*Directions for this task*. Every record below should be transcribed exactly. Omit the images.

#####

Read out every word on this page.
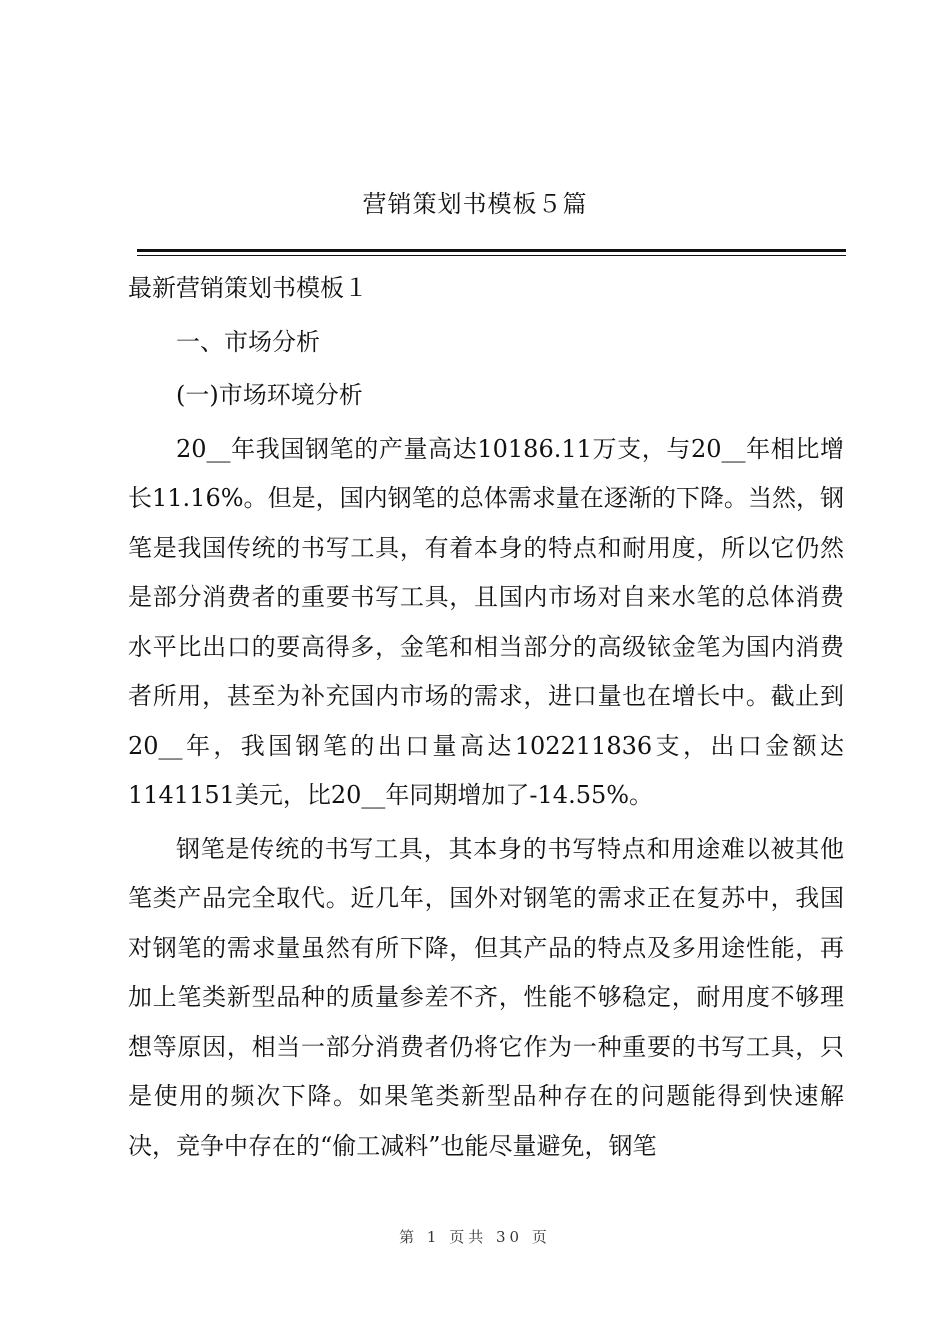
营销策划书模板５篇

最新营销策划书模板１

一、市场分析

(一)市场环境分析

20__年我国钢笔的产量高达10186.11万支，与20__年相比增长11.16%。但是，国内钢笔的总体需求量在逐渐的下降。当然，钢笔是我国传统的书写工具，有着本身的特点和耐用度，所以它仍然是部分消费者的重要书写工具，且国内市场对自来水笔的总体消费水平比出口的要高得多，金笔和相当部分的高级铱金笔为国内消费者所用，甚至为补充国内市场的需求，进口量也在增长中。截止到20__年，我国钢笔的出口量高达102211836支，出口金额达1141151美元，比20__年同期增加了-14.55%。

钢笔是传统的书写工具，其本身的书写特点和用途难以被其他笔类产品完全取代。近几年，国外对钢笔的需求正在复苏中，我国对钢笔的需求量虽然有所下降，但其产品的特点及多用途性能，再加上笔类新型品种的质量参差不齐，性能不够稳定，耐用度不够理想等原因，相当一部分消费者仍将它作为一种重要的书写工具，只是使用的频次下降。如果笔类新型品种存在的问题能得到快速解决，竞争中存在的“偷工减料”也能尽量避免，钢笔

第 1 页共 30 页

#####

*Reply*.
Read out every word on this page.
营销策划书模板５篇

最新营销策划书模板１

一、市场分析

(一)市场环境分析

20__年我国钢笔的产量高达10186.11万支，与20__年相比增长11.16%。但是，国内钢笔的总体需求量在逐渐的下降。当然，钢笔是我国传统的书写工具，有着本身的特点和耐用度，所以它仍然是部分消费者的重要书写工具，且国内市场对自来水笔的总体消费水平比出口的要高得多，金笔和相当部分的高级铱金笔为国内消费者所用，甚至为补充国内市场的需求，进口量也在增长中。截止到20__年，我国钢笔的出口量高达102211836支，出口金额达1141151美元，比20__年同期增加了-14.55%。

钢笔是传统的书写工具，其本身的书写特点和用途难以被其他笔类产品完全取代。近几年，国外对钢笔的需求正在复苏中，我国对钢笔的需求量虽然有所下降，但其产品的特点及多用途性能，再加上笔类新型品种的质量参差不齐，性能不够稳定，耐用度不够理想等原因，相当一部分消费者仍将它作为一种重要的书写工具，只是使用的频次下降。如果笔类新型品种存在的问题能得到快速解决，竞争中存在的“偷工减料”也能尽量避免，钢笔

第 1 页共 30 页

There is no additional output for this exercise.